AIM: Restate every entry word for word.

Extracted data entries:
-*-*-
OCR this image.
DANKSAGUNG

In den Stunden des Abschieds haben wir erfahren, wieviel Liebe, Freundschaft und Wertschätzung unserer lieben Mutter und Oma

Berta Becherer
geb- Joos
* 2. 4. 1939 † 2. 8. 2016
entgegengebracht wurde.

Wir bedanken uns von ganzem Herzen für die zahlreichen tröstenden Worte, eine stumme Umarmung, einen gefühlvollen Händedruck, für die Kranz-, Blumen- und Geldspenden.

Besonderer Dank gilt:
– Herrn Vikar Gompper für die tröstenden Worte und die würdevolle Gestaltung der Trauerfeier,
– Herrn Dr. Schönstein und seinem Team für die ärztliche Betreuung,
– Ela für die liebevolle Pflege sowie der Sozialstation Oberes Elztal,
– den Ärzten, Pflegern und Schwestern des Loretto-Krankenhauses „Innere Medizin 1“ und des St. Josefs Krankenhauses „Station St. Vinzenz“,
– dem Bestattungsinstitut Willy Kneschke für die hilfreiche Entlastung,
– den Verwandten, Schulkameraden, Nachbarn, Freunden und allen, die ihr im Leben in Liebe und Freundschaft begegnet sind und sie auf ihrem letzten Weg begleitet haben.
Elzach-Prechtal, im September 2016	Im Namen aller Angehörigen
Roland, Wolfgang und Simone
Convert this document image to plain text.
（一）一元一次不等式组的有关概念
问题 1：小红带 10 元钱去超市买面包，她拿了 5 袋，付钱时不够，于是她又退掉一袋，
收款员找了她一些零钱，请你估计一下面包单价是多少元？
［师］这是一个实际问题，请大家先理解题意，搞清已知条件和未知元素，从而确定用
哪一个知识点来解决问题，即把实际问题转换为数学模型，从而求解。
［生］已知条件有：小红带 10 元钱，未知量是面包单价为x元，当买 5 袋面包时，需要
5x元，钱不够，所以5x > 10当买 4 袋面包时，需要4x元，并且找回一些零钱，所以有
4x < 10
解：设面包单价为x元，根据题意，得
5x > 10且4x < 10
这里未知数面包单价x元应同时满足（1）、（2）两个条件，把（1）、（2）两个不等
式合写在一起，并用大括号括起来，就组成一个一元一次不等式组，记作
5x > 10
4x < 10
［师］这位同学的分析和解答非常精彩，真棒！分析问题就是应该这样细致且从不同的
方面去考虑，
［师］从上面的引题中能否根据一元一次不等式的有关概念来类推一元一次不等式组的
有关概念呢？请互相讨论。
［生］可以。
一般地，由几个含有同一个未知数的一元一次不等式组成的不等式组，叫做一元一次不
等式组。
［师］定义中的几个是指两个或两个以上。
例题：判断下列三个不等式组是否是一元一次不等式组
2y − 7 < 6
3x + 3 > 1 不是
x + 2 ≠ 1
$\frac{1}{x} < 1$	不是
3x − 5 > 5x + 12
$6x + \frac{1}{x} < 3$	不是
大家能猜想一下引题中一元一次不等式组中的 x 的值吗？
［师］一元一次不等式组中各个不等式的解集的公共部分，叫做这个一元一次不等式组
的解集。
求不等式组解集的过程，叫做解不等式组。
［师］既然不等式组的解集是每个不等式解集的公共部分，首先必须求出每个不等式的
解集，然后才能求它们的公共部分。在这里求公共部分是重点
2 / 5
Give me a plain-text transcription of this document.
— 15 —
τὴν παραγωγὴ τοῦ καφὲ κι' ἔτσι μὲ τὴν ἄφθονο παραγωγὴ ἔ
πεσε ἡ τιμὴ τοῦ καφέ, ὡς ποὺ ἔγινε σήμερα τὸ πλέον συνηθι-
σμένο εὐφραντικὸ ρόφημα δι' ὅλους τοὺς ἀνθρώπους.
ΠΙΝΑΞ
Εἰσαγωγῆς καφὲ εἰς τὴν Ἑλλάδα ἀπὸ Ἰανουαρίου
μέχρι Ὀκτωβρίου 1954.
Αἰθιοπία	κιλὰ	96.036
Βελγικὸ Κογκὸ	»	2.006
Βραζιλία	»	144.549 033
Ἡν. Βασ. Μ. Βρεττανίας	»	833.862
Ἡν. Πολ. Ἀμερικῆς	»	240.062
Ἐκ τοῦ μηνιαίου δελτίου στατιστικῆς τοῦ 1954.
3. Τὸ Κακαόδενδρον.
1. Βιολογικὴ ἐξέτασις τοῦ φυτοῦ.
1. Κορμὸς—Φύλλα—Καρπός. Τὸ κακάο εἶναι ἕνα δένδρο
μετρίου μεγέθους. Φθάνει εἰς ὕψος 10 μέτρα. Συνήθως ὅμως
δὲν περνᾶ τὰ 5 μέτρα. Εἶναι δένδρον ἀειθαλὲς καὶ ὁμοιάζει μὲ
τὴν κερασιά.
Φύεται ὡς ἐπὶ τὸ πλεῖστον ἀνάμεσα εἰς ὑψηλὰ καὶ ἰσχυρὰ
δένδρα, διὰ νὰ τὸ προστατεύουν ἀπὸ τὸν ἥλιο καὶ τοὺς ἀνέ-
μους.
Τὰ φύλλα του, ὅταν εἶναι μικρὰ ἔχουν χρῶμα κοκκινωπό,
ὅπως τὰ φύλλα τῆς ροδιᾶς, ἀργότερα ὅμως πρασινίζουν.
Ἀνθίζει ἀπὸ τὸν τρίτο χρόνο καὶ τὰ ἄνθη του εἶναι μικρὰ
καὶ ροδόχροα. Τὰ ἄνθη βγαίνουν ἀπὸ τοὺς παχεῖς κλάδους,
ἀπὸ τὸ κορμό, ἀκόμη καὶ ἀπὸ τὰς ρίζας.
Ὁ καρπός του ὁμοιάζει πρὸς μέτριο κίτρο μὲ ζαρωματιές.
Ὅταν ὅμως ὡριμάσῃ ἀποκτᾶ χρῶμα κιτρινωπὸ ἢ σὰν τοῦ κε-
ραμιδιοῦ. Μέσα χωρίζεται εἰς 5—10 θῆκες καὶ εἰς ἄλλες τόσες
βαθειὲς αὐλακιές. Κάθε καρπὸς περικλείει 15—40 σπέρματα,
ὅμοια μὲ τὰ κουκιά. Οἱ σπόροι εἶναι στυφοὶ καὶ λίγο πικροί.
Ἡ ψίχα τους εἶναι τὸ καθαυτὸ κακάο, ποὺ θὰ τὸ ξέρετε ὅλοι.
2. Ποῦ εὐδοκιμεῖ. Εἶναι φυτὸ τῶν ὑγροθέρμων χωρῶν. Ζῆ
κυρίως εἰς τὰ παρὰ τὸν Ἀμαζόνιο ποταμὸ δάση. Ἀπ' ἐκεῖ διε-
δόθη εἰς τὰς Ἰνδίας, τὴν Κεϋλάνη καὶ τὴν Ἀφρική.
-*-*-
CORRECT ANSWER:
OCR this image.
DANKSAGUNG

In den Stunden des Abschieds haben wir erfahren, wieviel Liebe, Freundschaft und Wertschätzung unserer lieben Mutter und Oma

Berta Becherer
geb- Joos
* 2. 4. 1939 † 2. 8. 2016
entgegengebracht wurde.

Wir bedanken uns von ganzem Herzen für die zahlreichen tröstenden Worte, eine stumme Umarmung, einen gefühlvollen Händedruck, für die Kranz-, Blumen- und Geldspenden.

Besonderer Dank gilt:
– Herrn Vikar Gompper für die tröstenden Worte und die würdevolle Gestaltung der Trauerfeier,
– Herrn Dr. Schönstein und seinem Team für die ärztliche Betreuung,
– Ela für die liebevolle Pflege sowie der Sozialstation Oberes Elztal,
– den Ärzten, Pflegern und Schwestern des Loretto-Krankenhauses „Innere Medizin 1“ und des St. Josefs Krankenhauses „Station St. Vinzenz“,
– dem Bestattungsinstitut Willy Kneschke für die hilfreiche Entlastung,
– den Verwandten, Schulkameraden, Nachbarn, Freunden und allen, die ihr im Leben in Liebe und Freundschaft begegnet sind und sie auf ihrem letzten Weg begleitet haben.
Elzach-Prechtal, im September 2016	Im Namen aller Angehörigen
Roland, Wolfgang und Simone
Convert this document image to plain text.
（一）一元一次不等式组的有关概念
问题 1：小红带 10 元钱去超市买面包，她拿了 5 袋，付钱时不够，于是她又退掉一袋，
收款员找了她一些零钱，请你估计一下面包单价是多少元？
［师］这是一个实际问题，请大家先理解题意，搞清已知条件和未知元素，从而确定用
哪一个知识点来解决问题，即把实际问题转换为数学模型，从而求解。
［生］已知条件有：小红带 10 元钱，未知量是面包单价为x元，当买 5 袋面包时，需要
5x元，钱不够，所以5x > 10当买 4 袋面包时，需要4x元，并且找回一些零钱，所以有
4x < 10
解：设面包单价为x元，根据题意，得
5x > 10且4x < 10
这里未知数面包单价x元应同时满足（1）、（2）两个条件，把（1）、（2）两个不等
式合写在一起，并用大括号括起来，就组成一个一元一次不等式组，记作
5x > 10
4x < 10
［师］这位同学的分析和解答非常精彩，真棒！分析问题就是应该这样细致且从不同的
方面去考虑，
［师］从上面的引题中能否根据一元一次不等式的有关概念来类推一元一次不等式组的
有关概念呢？请互相讨论。
［生］可以。
一般地，由几个含有同一个未知数的一元一次不等式组成的不等式组，叫做一元一次不
等式组。
［师］定义中的几个是指两个或两个以上。
例题：判断下列三个不等式组是否是一元一次不等式组
2y − 7 < 6
3x + 3 > 1 不是
x + 2 ≠ 1
$\frac{1}{x} < 1$	不是
3x − 5 > 5x + 12
$6x + \frac{1}{x} < 3$	不是
大家能猜想一下引题中一元一次不等式组中的 x 的值吗？
［师］一元一次不等式组中各个不等式的解集的公共部分，叫做这个一元一次不等式组
的解集。
求不等式组解集的过程，叫做解不等式组。
［师］既然不等式组的解集是每个不等式解集的公共部分，首先必须求出每个不等式的
解集，然后才能求它们的公共部分。在这里求公共部分是重点
2 / 5
Give me a plain-text transcription of this document.
— 15 —
τὴν παραγωγὴ τοῦ καφὲ κι' ἔτσι μὲ τὴν ἄφθονο παραγωγὴ ἔ
πεσε ἡ τιμὴ τοῦ καφέ, ὡς ποὺ ἔγινε σήμερα τὸ πλέον συνηθι-
σμένο εὐφραντικὸ ρόφημα δι' ὅλους τοὺς ἀνθρώπους.
ΠΙΝΑΞ
Εἰσαγωγῆς καφὲ εἰς τὴν Ἑλλάδα ἀπὸ Ἰανουαρίου
μέχρι Ὀκτωβρίου 1954.
Αἰθιοπία	κιλὰ	96.036
Βελγικὸ Κογκὸ	»	2.006
Βραζιλία	»	144.549 033
Ἡν. Βασ. Μ. Βρεττανίας	»	833.862
Ἡν. Πολ. Ἀμερικῆς	»	240.062
Ἐκ τοῦ μηνιαίου δελτίου στατιστικῆς τοῦ 1954.
3. Τὸ Κακαόδενδρον.
1. Βιολογικὴ ἐξέτασις τοῦ φυτοῦ.
1. Κορμὸς—Φύλλα—Καρπός. Τὸ κακάο εἶναι ἕνα δένδρο
μετρίου μεγέθους. Φθάνει εἰς ὕψος 10 μέτρα. Συνήθως ὅμως
δὲν περνᾶ τὰ 5 μέτρα. Εἶναι δένδρον ἀειθαλὲς καὶ ὁμοιάζει μὲ
τὴν κερασιά.
Φύεται ὡς ἐπὶ τὸ πλεῖστον ἀνάμεσα εἰς ὑψηλὰ καὶ ἰσχυρὰ
δένδρα, διὰ νὰ τὸ προστατεύουν ἀπὸ τὸν ἥλιο καὶ τοὺς ἀνέ-
μους.
Τὰ φύλλα του, ὅταν εἶναι μικρὰ ἔχουν χρῶμα κοκκινωπό,
ὅπως τὰ φύλλα τῆς ροδιᾶς, ἀργότερα ὅμως πρασινίζουν.
Ἀνθίζει ἀπὸ τὸν τρίτο χρόνο καὶ τὰ ἄνθη του εἶναι μικρὰ
καὶ ροδόχροα. Τὰ ἄνθη βγαίνουν ἀπὸ τοὺς παχεῖς κλάδους,
ἀπὸ τὸ κορμό, ἀκόμη καὶ ἀπὸ τὰς ρίζας.
Ὁ καρπός του ὁμοιάζει πρὸς μέτριο κίτρο μὲ ζαρωματιές.
Ὅταν ὅμως ὡριμάσῃ ἀποκτᾶ χρῶμα κιτρινωπὸ ἢ σὰν τοῦ κε-
ραμιδιοῦ. Μέσα χωρίζεται εἰς 5—10 θῆκες καὶ εἰς ἄλλες τόσες
βαθειὲς αὐλακιές. Κάθε καρπὸς περικλείει 15—40 σπέρματα,
ὅμοια μὲ τὰ κουκιά. Οἱ σπόροι εἶναι στυφοὶ καὶ λίγο πικροί.
Ἡ ψίχα τους εἶναι τὸ καθαυτὸ κακάο, ποὺ θὰ τὸ ξέρετε ὅλοι.
2. Ποῦ εὐδοκιμεῖ. Εἶναι φυτὸ τῶν ὑγροθέρμων χωρῶν. Ζῆ
κυρίως εἰς τὰ παρὰ τὸν Ἀμαζόνιο ποταμὸ δάση. Ἀπ' ἐκεῖ διε-
δόθη εἰς τὰς Ἰνδίας, τὴν Κεϋλάνη καὶ τὴν Ἀφρική.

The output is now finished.